■ Exercise task ■
Make an exact copy of all the records.

■ Extracted information ■
____
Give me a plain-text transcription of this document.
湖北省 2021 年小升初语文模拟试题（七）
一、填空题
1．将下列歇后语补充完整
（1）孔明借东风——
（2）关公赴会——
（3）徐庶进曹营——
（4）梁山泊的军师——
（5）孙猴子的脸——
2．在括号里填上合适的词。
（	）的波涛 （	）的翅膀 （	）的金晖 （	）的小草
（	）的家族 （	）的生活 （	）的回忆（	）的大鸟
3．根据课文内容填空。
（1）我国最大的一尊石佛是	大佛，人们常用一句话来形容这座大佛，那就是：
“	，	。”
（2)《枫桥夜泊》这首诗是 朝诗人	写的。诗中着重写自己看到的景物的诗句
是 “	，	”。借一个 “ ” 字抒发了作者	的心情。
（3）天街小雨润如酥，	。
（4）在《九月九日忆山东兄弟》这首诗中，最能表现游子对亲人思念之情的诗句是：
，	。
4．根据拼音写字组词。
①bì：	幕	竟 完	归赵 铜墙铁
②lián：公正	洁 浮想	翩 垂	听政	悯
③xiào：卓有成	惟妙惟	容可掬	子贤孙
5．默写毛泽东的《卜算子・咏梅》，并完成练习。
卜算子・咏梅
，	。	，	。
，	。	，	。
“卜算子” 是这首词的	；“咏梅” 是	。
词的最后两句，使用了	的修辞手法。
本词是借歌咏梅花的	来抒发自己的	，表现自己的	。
____
■ Full answer ■
Give me a plain-text transcription of this document.
湖北省 2021 年小升初语文模拟试题（七）
一、填空题
1．将下列歇后语补充完整
（1）孔明借东风——
（2）关公赴会——
（3）徐庶进曹营——
（4）梁山泊的军师——
（5）孙猴子的脸——
2．在括号里填上合适的词。
（	）的波涛 （	）的翅膀 （	）的金晖 （	）的小草
（	）的家族 （	）的生活 （	）的回忆（	）的大鸟
3．根据课文内容填空。
（1）我国最大的一尊石佛是	大佛，人们常用一句话来形容这座大佛，那就是：
“	，	。”
（2)《枫桥夜泊》这首诗是 朝诗人	写的。诗中着重写自己看到的景物的诗句
是 “	，	”。借一个 “ ” 字抒发了作者	的心情。
（3）天街小雨润如酥，	。
（4）在《九月九日忆山东兄弟》这首诗中，最能表现游子对亲人思念之情的诗句是：
，	。
4．根据拼音写字组词。
①bì：	幕	竟 完	归赵 铜墙铁
②lián：公正	洁 浮想	翩 垂	听政	悯
③xiào：卓有成	惟妙惟	容可掬	子贤孙
5．默写毛泽东的《卜算子・咏梅》，并完成练习。
卜算子・咏梅
，	。	，	。
，	。	，	。
“卜算子” 是这首词的	；“咏梅” 是	。
词的最后两句，使用了	的修辞手法。
本词是借歌咏梅花的	来抒发自己的	，表现自己的	。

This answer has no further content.